- _Material provided_:
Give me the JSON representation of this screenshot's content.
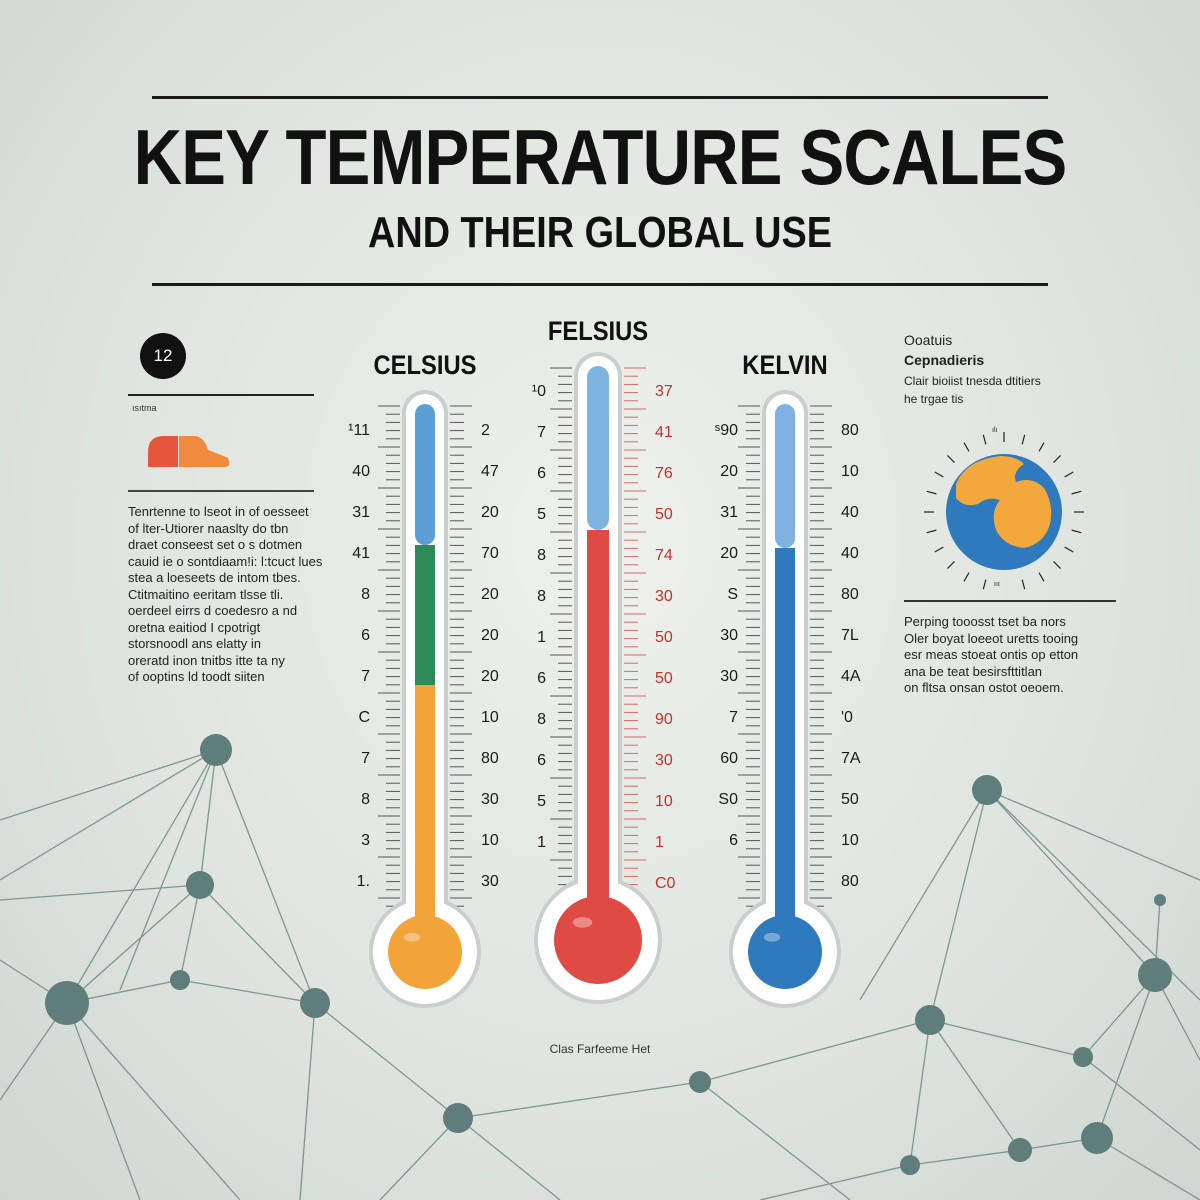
{
  "header": {
    "title": "KEY TEMPERATURE SCALES",
    "subtitle": "AND THEIR GLOBAL USE"
  },
  "left_panel": {
    "badge": "12",
    "caption": "ısıtma",
    "paragraph": [
      "Tenrtenne to lseot in of oesseet",
      "of lter-Utiorer naaslty do tbn",
      "draet conseest set o s dotmen",
      "cauid ie o sontdiaam!i: l:tcuct lues",
      "stea a loeseets de intom tbes.",
      "Ctitmaitino eeritam tlsse tli.",
      "oerdeel eirrs d coedesro a nd",
      "oretna eaitiod I cpotrigt",
      "storsnoodl ans elatty in",
      "oreratd inon tnitbs itte ta ny",
      "of ooptins ld toodt siiten"
    ],
    "accent_colors": [
      "#e8553d",
      "#f08a3c"
    ]
  },
  "scales": [
    {
      "title": "CELSIUS",
      "left_labels": [
        "¹11",
        "40",
        "31",
        "41",
        "8",
        "6",
        "7",
        "C",
        "7",
        "8",
        "3",
        "1."
      ],
      "right_labels": [
        "2",
        "47",
        "20",
        "70",
        "20",
        "20",
        "20",
        "10",
        "80",
        "30",
        "10",
        "30"
      ],
      "colors": {
        "fill": [
          "#f2a33a",
          "#2e8b57",
          "#5b9fd6"
        ],
        "bulb": "#f2a33a"
      }
    },
    {
      "title": "FELSIUS",
      "left_labels": [
        "¹0",
        "7",
        "6",
        "5",
        "8",
        "8",
        "1",
        "6",
        "8",
        "6",
        "5",
        "1"
      ],
      "right_labels": [
        "37",
        "41",
        "76",
        "50",
        "74",
        "30",
        "50",
        "50",
        "90",
        "30",
        "10",
        "1",
        "C0"
      ],
      "colors": {
        "fill": [
          "#e04a45",
          "#7db4e0"
        ],
        "bulb": "#e04a45"
      }
    },
    {
      "title": "KELVIN",
      "left_labels": [
        "ˢ90",
        "20",
        "31",
        "20",
        "S",
        "30",
        "30",
        "7",
        "60",
        "S0",
        "6"
      ],
      "right_labels": [
        "80",
        "10",
        "40",
        "40",
        "80",
        "7L",
        "4A",
        "'0",
        "7A",
        "50",
        "10",
        "80"
      ],
      "colors": {
        "fill": [
          "#2f79bd",
          "#7fb2e0"
        ],
        "bulb": "#2f79bd"
      }
    }
  ],
  "right_panel": {
    "title_lines": [
      "Ooatuis",
      "Cepnadieris",
      "Clair bioiist tnesda dtitiers",
      "he trgae tis"
    ],
    "paragraph": [
      "Perping tooosst tset ba nors",
      "Oler boyat loeeot uretts tooing",
      "esr meas stoeat ontis op etton",
      "ana be teat besirsfttitlan",
      "on fltsa onsan ostot oeoem."
    ],
    "globe_colors": {
      "ocean": "#2f79bd",
      "land": "#f2a83d"
    }
  },
  "footer": "Clas Farfeeme Het"
}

- _Request_:
Print out the whole of the material word for word, without pictures.

- _Final answer_:
Give me the JSON representation of this screenshot's content.
{
  "header": {
    "title": "KEY TEMPERATURE SCALES",
    "subtitle": "AND THEIR GLOBAL USE"
  },
  "left_panel": {
    "badge": "12",
    "caption": "ısıtma",
    "paragraph": [
      "Tenrtenne to lseot in of oesseet",
      "of lter-Utiorer naaslty do tbn",
      "draet conseest set o s dotmen",
      "cauid ie o sontdiaam!i: l:tcuct lues",
      "stea a loeseets de intom tbes.",
      "Ctitmaitino eeritam tlsse tli.",
      "oerdeel eirrs d coedesro a nd",
      "oretna eaitiod I cpotrigt",
      "storsnoodl ans elatty in",
      "oreratd inon tnitbs itte ta ny",
      "of ooptins ld toodt siiten"
    ],
    "accent_colors": [
      "#e8553d",
      "#f08a3c"
    ]
  },
  "scales": [
    {
      "title": "CELSIUS",
      "left_labels": [
        "¹11",
        "40",
        "31",
        "41",
        "8",
        "6",
        "7",
        "C",
        "7",
        "8",
        "3",
        "1."
      ],
      "right_labels": [
        "2",
        "47",
        "20",
        "70",
        "20",
        "20",
        "20",
        "10",
        "80",
        "30",
        "10",
        "30"
      ],
      "colors": {
        "fill": [
          "#f2a33a",
          "#2e8b57",
          "#5b9fd6"
        ],
        "bulb": "#f2a33a"
      }
    },
    {
      "title": "FELSIUS",
      "left_labels": [
        "¹0",
        "7",
        "6",
        "5",
        "8",
        "8",
        "1",
        "6",
        "8",
        "6",
        "5",
        "1"
      ],
      "right_labels": [
        "37",
        "41",
        "76",
        "50",
        "74",
        "30",
        "50",
        "50",
        "90",
        "30",
        "10",
        "1",
        "C0"
      ],
      "colors": {
        "fill": [
          "#e04a45",
          "#7db4e0"
        ],
        "bulb": "#e04a45"
      }
    },
    {
      "title": "KELVIN",
      "left_labels": [
        "ˢ90",
        "20",
        "31",
        "20",
        "S",
        "30",
        "30",
        "7",
        "60",
        "S0",
        "6"
      ],
      "right_labels": [
        "80",
        "10",
        "40",
        "40",
        "80",
        "7L",
        "4A",
        "'0",
        "7A",
        "50",
        "10",
        "80"
      ],
      "colors": {
        "fill": [
          "#2f79bd",
          "#7fb2e0"
        ],
        "bulb": "#2f79bd"
      }
    }
  ],
  "right_panel": {
    "title_lines": [
      "Ooatuis",
      "Cepnadieris",
      "Clair bioiist tnesda dtitiers",
      "he trgae tis"
    ],
    "paragraph": [
      "Perping tooosst tset ba nors",
      "Oler boyat loeeot uretts tooing",
      "esr meas stoeat ontis op etton",
      "ana be teat besirsfttitlan",
      "on fltsa onsan ostot oeoem."
    ],
    "globe_colors": {
      "ocean": "#2f79bd",
      "land": "#f2a83d"
    }
  },
  "footer": "Clas Farfeeme Het"
}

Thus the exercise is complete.